■ Task to carry out: Gather all lines in the data that hold the string "WHQL".
▬▬▬▬▬▬
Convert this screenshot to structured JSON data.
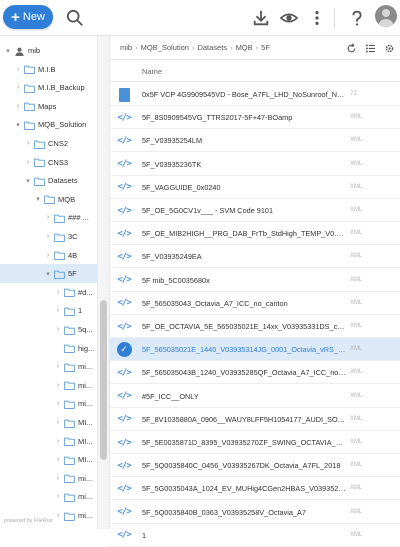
{
  "toolbar": {
    "new_label": "New",
    "icons": [
      "search-icon",
      "download-icon",
      "eye-icon",
      "more-vertical-icon",
      "help-icon",
      "user-avatar"
    ]
  },
  "sidebar": {
    "items": [
      {
        "label": "mib",
        "level": 0,
        "icon": "user",
        "chevron": "▾"
      },
      {
        "label": "M.I.B",
        "level": 1,
        "chevron": "›"
      },
      {
        "label": "M.I.B_Backup",
        "level": 1,
        "chevron": "›"
      },
      {
        "label": "Maps",
        "level": 1,
        "chevron": "›"
      },
      {
        "label": "MQB_Solution",
        "level": 1,
        "chevron": "▾"
      },
      {
        "label": "CNS2",
        "level": 2,
        "chevron": "›"
      },
      {
        "label": "CNS3",
        "level": 2,
        "chevron": "›"
      },
      {
        "label": "Datasets",
        "level": 2,
        "chevron": "▾"
      },
      {
        "label": "MQB",
        "level": 3,
        "chevron": "▾"
      },
      {
        "label": "### ...",
        "level": 4,
        "chevron": "›"
      },
      {
        "label": "3C",
        "level": 4,
        "chevron": "›"
      },
      {
        "label": "4B",
        "level": 4,
        "chevron": "›"
      },
      {
        "label": "5F",
        "level": 4,
        "chevron": "▾",
        "selected": true
      },
      {
        "label": "#d...",
        "level": 5,
        "chevron": "›"
      },
      {
        "label": "1",
        "level": 5,
        "chevron": "›"
      },
      {
        "label": "5q...",
        "level": 5,
        "chevron": "›"
      },
      {
        "label": "hig...",
        "level": 5,
        "chevron": ""
      },
      {
        "label": "mi...",
        "level": 5,
        "chevron": "›"
      },
      {
        "label": "mi...",
        "level": 5,
        "chevron": "›"
      },
      {
        "label": "mi...",
        "level": 5,
        "chevron": "›"
      },
      {
        "label": "MI...",
        "level": 5,
        "chevron": "›"
      },
      {
        "label": "MI...",
        "level": 5,
        "chevron": "›"
      },
      {
        "label": "MI...",
        "level": 5,
        "chevron": "›"
      },
      {
        "label": "mi...",
        "level": 5,
        "chevron": "›"
      },
      {
        "label": "mi...",
        "level": 5,
        "chevron": "›"
      },
      {
        "label": "mi...",
        "level": 5,
        "chevron": "›"
      }
    ],
    "footer": "powered by FileRun"
  },
  "breadcrumb": [
    "mib",
    "MQB_Solution",
    "Datasets",
    "MQB",
    "5F"
  ],
  "columns": {
    "name": "Name"
  },
  "files": [
    {
      "name": "0x5F VCP 4G9909545VD - Bose_A7FL_LHD_NoSunroof_NoANC...",
      "type": "7Z",
      "icon": "archive"
    },
    {
      "name": "5F_8S0909545VG_TTRS2017-5F+47-BOamp",
      "type": "XML",
      "icon": "code"
    },
    {
      "name": "5F_V03935254LM",
      "type": "XML",
      "icon": "code"
    },
    {
      "name": "5F_V03935236TK",
      "type": "XML",
      "icon": "code"
    },
    {
      "name": "5F_VAGGUIDE_0x0240",
      "type": "XML",
      "icon": "code"
    },
    {
      "name": "5F_OE_5G0CV1v___ - SVM Code 9101",
      "type": "XML",
      "icon": "code"
    },
    {
      "name": "5F_OE_MIB2HIGH__PRG_DAB_FrTb_StdHigh_TEMP_V0.0_V039...",
      "type": "XML",
      "icon": "code"
    },
    {
      "name": "5F_V03935249EA",
      "type": "XML",
      "icon": "code"
    },
    {
      "name": "5F mib_5C0035680x",
      "type": "XML",
      "icon": "code"
    },
    {
      "name": "5F_565035043_Octavia_A7_ICC_no_canton",
      "type": "XML",
      "icon": "code"
    },
    {
      "name": "5F_OE_OCTAVIA_5E_565035021E_14xx_V03935331DS_canton...",
      "type": "XML",
      "icon": "code"
    },
    {
      "name": "5F_565035021E_1440_V03935314JG_0001_Octavia_vRS_NO_...",
      "type": "XML",
      "icon": "check",
      "selected": true
    },
    {
      "name": "5F_565035043B_1240_V03935285QF_Octavia_A7_ICC_no_can...",
      "type": "XML",
      "icon": "code"
    },
    {
      "name": "#5F_ICC__ONLY",
      "type": "XML",
      "icon": "code"
    },
    {
      "name": "5F_8V1035880A_0906__WAUY8LFF5H1054177_AUDI_SOUNDS...",
      "type": "XML",
      "icon": "code"
    },
    {
      "name": "5F_5E0035871D_8395_V03935270ZF_SWING_OCTAVIA_A7_20...",
      "type": "XML",
      "icon": "code"
    },
    {
      "name": "5F_5Q0035840C_0456_V03935267DK_Octavia_A7FL_2018",
      "type": "XML",
      "icon": "code"
    },
    {
      "name": "5F_5G0035043A_1024_EV_MUHig4CGen2HBAS_V03935284X...",
      "type": "XML",
      "icon": "code"
    },
    {
      "name": "5F_5Q0035840B_0363_V03935258V_Octavia_A7",
      "type": "XML",
      "icon": "code"
    },
    {
      "name": "1",
      "type": "XML",
      "icon": "code"
    }
  ],
  "colors": {
    "accent": "#2f7fd8",
    "selected_bg": "#dce9f7",
    "folder_stroke": "#5b9bd5"
  }
}
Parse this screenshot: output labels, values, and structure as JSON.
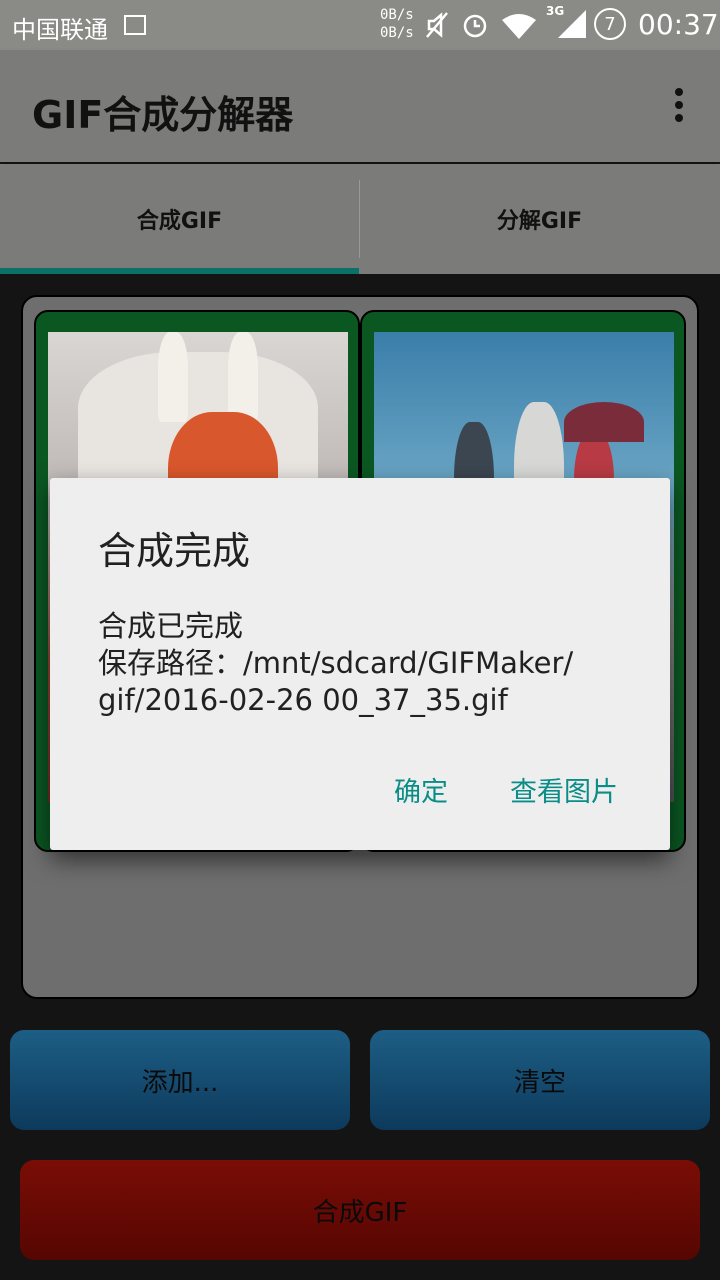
{
  "status_bar": {
    "carrier": "中国联通",
    "net_speed_up": "0B/s",
    "net_speed_down": "0B/s",
    "network_type": "3G",
    "battery_level": "7",
    "time": "00:37",
    "icons": [
      "image-icon",
      "mute-icon",
      "alarm-icon",
      "wifi-icon",
      "signal-icon",
      "battery-icon"
    ]
  },
  "app_bar": {
    "title": "GIF合成分解器"
  },
  "tabs": {
    "items": [
      {
        "label": "合成GIF",
        "selected": true
      },
      {
        "label": "分解GIF",
        "selected": false
      }
    ],
    "indicator_color": "#0b6f6a"
  },
  "actions": {
    "add_label": "添加...",
    "clear_label": "清空",
    "make_label": "合成GIF"
  },
  "dialog": {
    "title": "合成完成",
    "message": "合成已完成\n保存路径：/mnt/sdcard/GIFMaker/\ngif/2016-02-26 00_37_35.gif",
    "ok_label": "确定",
    "view_label": "查看图片",
    "accent_color": "#0a8d86"
  }
}
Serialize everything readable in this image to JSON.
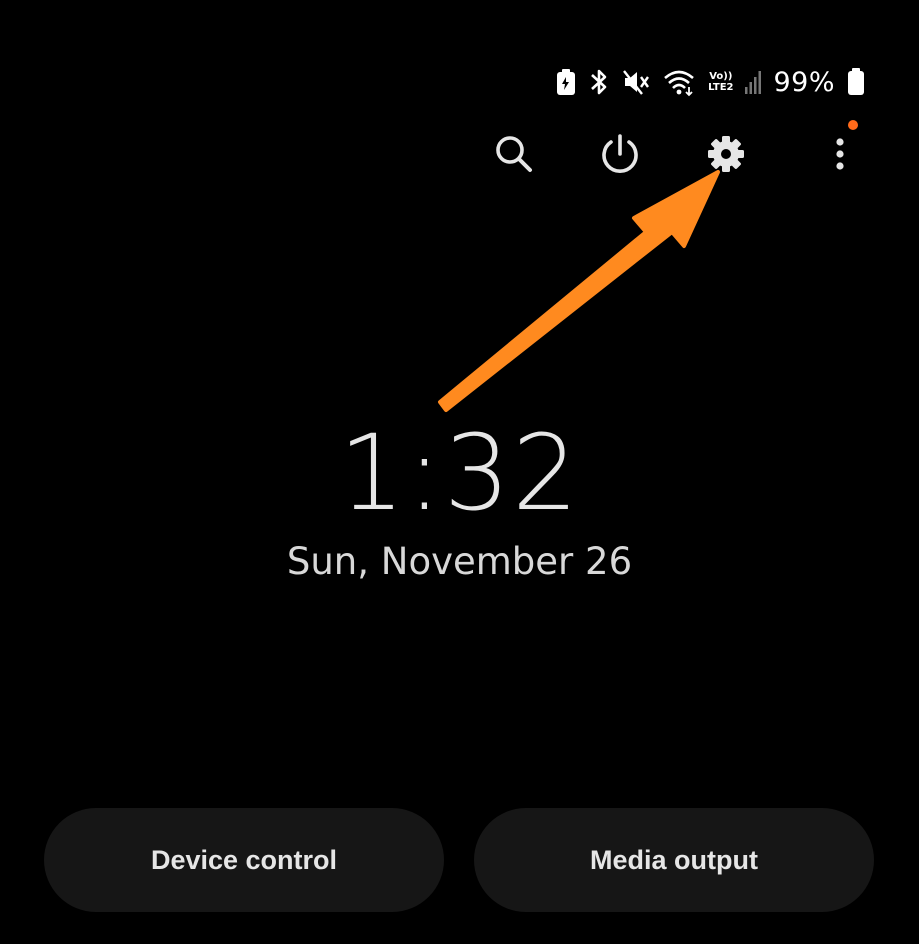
{
  "status_bar": {
    "battery_percent": "99%",
    "network": {
      "top": "Vo))",
      "bottom": "LTE2"
    },
    "icons": [
      "battery-saver-icon",
      "bluetooth-icon",
      "mute-icon",
      "wifi-icon",
      "volte-icon",
      "signal-icon",
      "battery-icon"
    ]
  },
  "toolbar": {
    "icons": [
      "search-icon",
      "power-icon",
      "settings-icon",
      "more-options-icon"
    ],
    "notification_dot_color": "#ff6a1a"
  },
  "clock": {
    "time": "1:32",
    "date": "Sun, November 26"
  },
  "buttons": {
    "device_control": "Device control",
    "media_output": "Media output"
  },
  "annotation": {
    "arrow_color": "#ff8a1f",
    "target": "settings-icon"
  },
  "colors": {
    "background": "#000000",
    "text": "#e6e6e6",
    "pill_background": "#161616"
  }
}
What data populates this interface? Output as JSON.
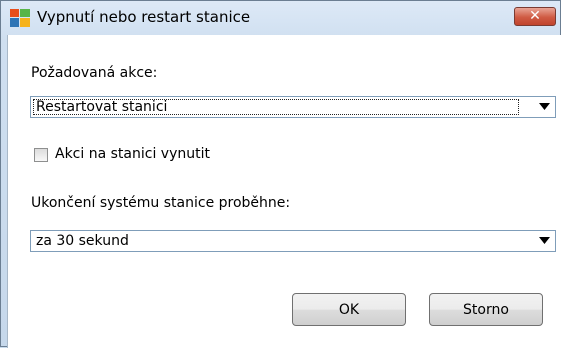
{
  "window": {
    "title": "Vypnutí nebo restart stanice",
    "icon": "avg-logo-icon",
    "close_icon": "close-icon"
  },
  "action": {
    "label": "Požadovaná akce:",
    "selected": "Restartovat stanici"
  },
  "force": {
    "label": "Akci na stanici vynutit",
    "checked": false
  },
  "shutdown": {
    "label": "Ukončení systému stanice proběhne:",
    "selected": "za 30 sekund"
  },
  "buttons": {
    "ok": "OK",
    "cancel": "Storno"
  },
  "colors": {
    "title_bg": "#d3e2f2",
    "close_red": "#c94c34",
    "dialog_bg": "#ffffff"
  }
}
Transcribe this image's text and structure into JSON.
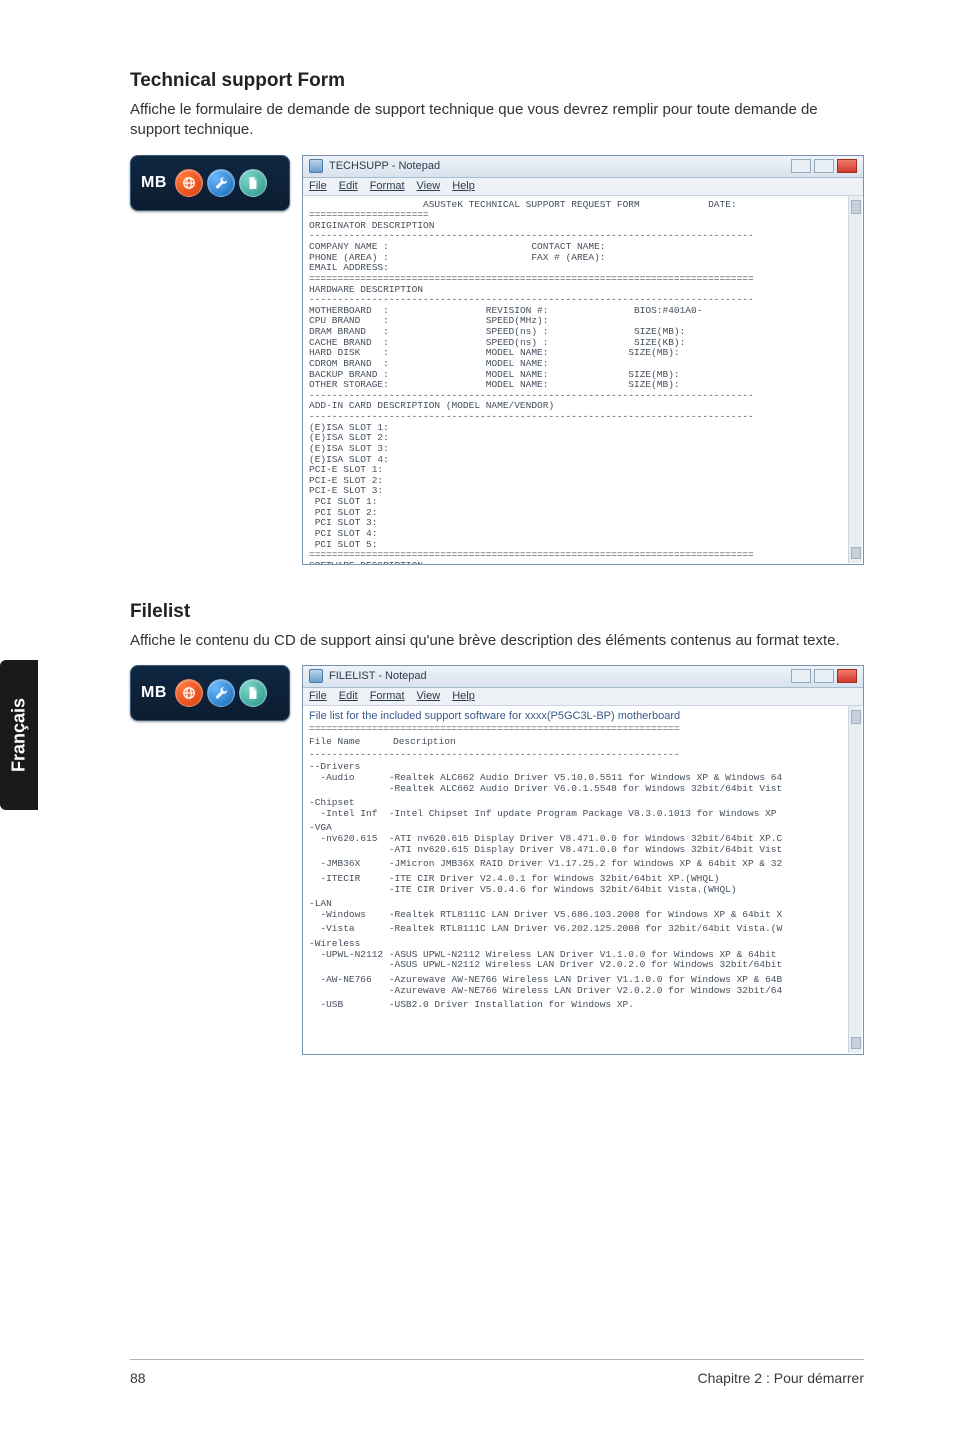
{
  "sideTab": "Français",
  "footer": {
    "pageNo": "88",
    "chapter": "Chapitre 2 : Pour démarrer"
  },
  "badge": {
    "text": "MB"
  },
  "section1": {
    "title": "Technical support Form",
    "desc": "Affiche le formulaire de demande de support technique que vous devrez remplir pour toute demande de support technique.",
    "windowTitle": "TECHSUPP - Notepad",
    "menu": {
      "file": "File",
      "edit": "Edit",
      "format": "Format",
      "view": "View",
      "help": "Help"
    },
    "head": {
      "title": "ASUSTeK TECHNICAL SUPPORT REQUEST FORM",
      "date": "DATE:"
    },
    "origLabel": "ORIGINATOR DESCRIPTION",
    "orig": {
      "company": "COMPANY NAME :",
      "phone": "PHONE (AREA) :",
      "email": "EMAIL ADDRESS:",
      "contact": "CONTACT NAME:",
      "fax": "FAX # (AREA):"
    },
    "hwLabel": "HARDWARE DESCRIPTION",
    "hw": {
      "mb": "MOTHERBOARD  :",
      "rev": "REVISION #:",
      "bios": "BIOS:#401A0-",
      "cpu": "CPU BRAND    :",
      "speed": "SPEED(MHz):",
      "dram": "DRAM BRAND   :",
      "dspeed": "SPEED(ns) :",
      "dsize": "SIZE(MB):",
      "cache": "CACHE BRAND  :",
      "cspeed": "SPEED(ns) :",
      "csize": "SIZE(KB):",
      "hdd": "HARD DISK    :",
      "hmodel": "MODEL NAME:",
      "hsize": "SIZE(MB):",
      "cdrom": "CDROM BRAND  :",
      "cmodel": "MODEL NAME:",
      "backup": "BACKUP BRAND :",
      "bmodel": "MODEL NAME:",
      "bsize": "SIZE(MB):",
      "other": "OTHER STORAGE:",
      "omodel": "MODEL NAME:",
      "osize": "SIZE(MB):"
    },
    "addinLabel": "ADD-IN CARD DESCRIPTION (MODEL NAME/VENDOR)",
    "slots": {
      "e1": "(E)ISA SLOT 1:",
      "e2": "(E)ISA SLOT 2:",
      "e3": "(E)ISA SLOT 3:",
      "e4": "(E)ISA SLOT 4:",
      "pe1": "PCI-E SLOT 1:",
      "pe2": "PCI-E SLOT 2:",
      "pe3": "PCI-E SLOT 3:",
      "p1": " PCI SLOT 1:",
      "p2": " PCI SLOT 2:",
      "p3": " PCI SLOT 3:",
      "p4": " PCI SLOT 4:",
      "p5": " PCI SLOT 5:"
    },
    "swLabel": "SOFTWARE DESCRIPTION"
  },
  "section2": {
    "title": "Filelist",
    "desc": "Affiche le contenu du CD de support ainsi qu'une brève description des éléments contenus au format texte.",
    "windowTitle": "FILELIST - Notepad",
    "menu": {
      "file": "File",
      "edit": "Edit",
      "format": "Format",
      "view": "View",
      "help": "Help"
    },
    "intro": "File list for the included support software for xxxx(P5GC3L-BP) motherboard",
    "cols": {
      "name": "File Name",
      "desc": "Description"
    },
    "items": [
      {
        "cat": "--Drivers",
        "name": "-Audio",
        "lines": [
          "-Realtek ALC662 Audio Driver V5.10.0.5511 for Windows XP & Windows 64",
          "-Realtek ALC662 Audio Driver V6.0.1.5548 for Windows 32bit/64bit Vist"
        ]
      },
      {
        "cat": "-Chipset",
        "name": "-Intel Inf",
        "lines": [
          "-Intel Chipset Inf update Program Package V8.3.0.1013 for Windows XP"
        ]
      },
      {
        "cat": "-VGA",
        "name": "-nv620.615",
        "lines": [
          "-ATI nv620.615 Display Driver V8.471.0.0 for Windows 32bit/64bit XP.C",
          "-ATI nv620.615 Display Driver V8.471.0.0 for Windows 32bit/64bit Vist"
        ]
      },
      {
        "cat": "",
        "name": "-JMB36X",
        "lines": [
          "-JMicron JMB36X RAID Driver V1.17.25.2 for Windows XP & 64bit XP & 32"
        ]
      },
      {
        "cat": "",
        "name": "-ITECIR",
        "lines": [
          "-ITE CIR Driver V2.4.0.1 for Windows 32bit/64bit XP.(WHQL)",
          "-ITE CIR Driver V5.0.4.6 for Windows 32bit/64bit Vista.(WHQL)"
        ]
      },
      {
        "cat": "-LAN",
        "name": "-Windows",
        "lines": [
          "-Realtek RTL8111C LAN Driver V5.686.103.2008 for Windows XP & 64bit X"
        ]
      },
      {
        "cat": "",
        "name": "-Vista",
        "lines": [
          "-Realtek RTL8111C LAN Driver V6.202.125.2008 for 32bit/64bit Vista.(W"
        ]
      },
      {
        "cat": "-Wireless",
        "name": "-UPWL-N2112",
        "lines": [
          "-ASUS UPWL-N2112 Wireless LAN Driver V1.1.0.0 for Windows XP & 64bit",
          "-ASUS UPWL-N2112 Wireless LAN Driver V2.0.2.0 for Windows 32bit/64bit"
        ]
      },
      {
        "cat": "",
        "name": "-AW-NE766",
        "lines": [
          "-Azurewave AW-NE766 Wireless LAN Driver V1.1.0.0 for Windows XP & 64B",
          "-Azurewave AW-NE766 Wireless LAN Driver V2.0.2.0 for Windows 32bit/64"
        ]
      },
      {
        "cat": "",
        "name": "-USB",
        "lines": [
          "-USB2.0 Driver Installation for Windows XP."
        ]
      }
    ]
  }
}
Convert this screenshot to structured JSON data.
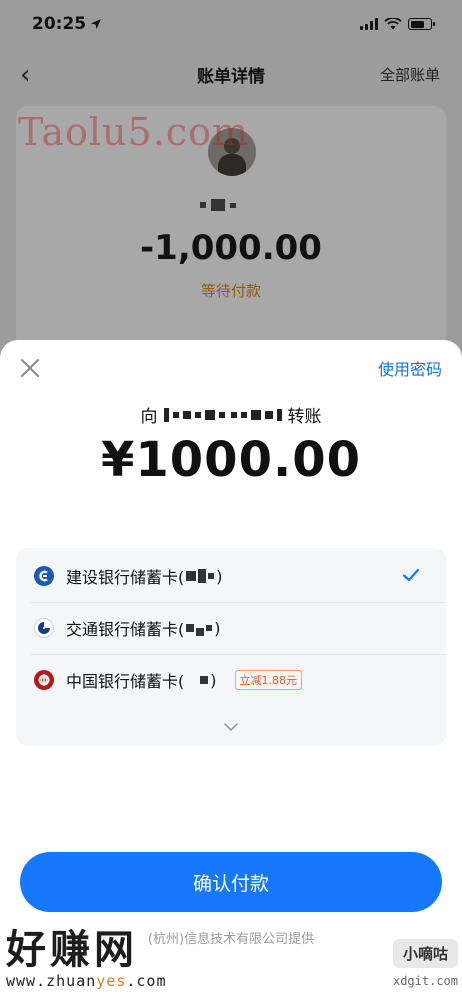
{
  "status_bar": {
    "time": "20:25"
  },
  "nav": {
    "title": "账单详情",
    "right_link": "全部账单",
    "back_glyph": "‹"
  },
  "bill": {
    "amount": "-1,000.00",
    "status": "等待付款"
  },
  "watermark_top": "Taolu5.com",
  "sheet": {
    "use_password": "使用密码",
    "payee_prefix": "向",
    "payee_suffix": "转账",
    "amount": "¥1000.00",
    "cards": [
      {
        "bank": "建设银行储蓄卡(",
        "tail": ")",
        "icon": "ccb-icon",
        "selected": true,
        "color": "#1d5ab8"
      },
      {
        "bank": "交通银行储蓄卡(",
        "tail": ")",
        "icon": "bocom-icon",
        "selected": false,
        "color": "#15407f"
      },
      {
        "bank": "中国银行储蓄卡(",
        "tail": ")",
        "icon": "boc-icon",
        "selected": false,
        "color": "#b31b1b",
        "promo": "立减1.88元"
      }
    ],
    "confirm_label": "确认付款",
    "provider_text": "(杭州)信息技术有限公司提供"
  },
  "watermark_bottom": {
    "big": "好赚网",
    "url_prefix": "www.zhuan",
    "url_accent": "yes",
    "url_suffix": ".com",
    "right_cn": "小嘀咕",
    "right_url": "xdgit.com"
  },
  "colors": {
    "accent": "#1677ff",
    "link": "#1a73d9",
    "promo": "#e05a2b"
  }
}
▬▬▬▬▬▬
■ Exercise output:
          "-ITE CIR Driver V2.4.0.1 for Windows 32bit/64bit XP.(WHQL)",
          "-ITE CIR Driver V5.0.4.6 for Windows 32bit/64bit Vista.(WHQL)"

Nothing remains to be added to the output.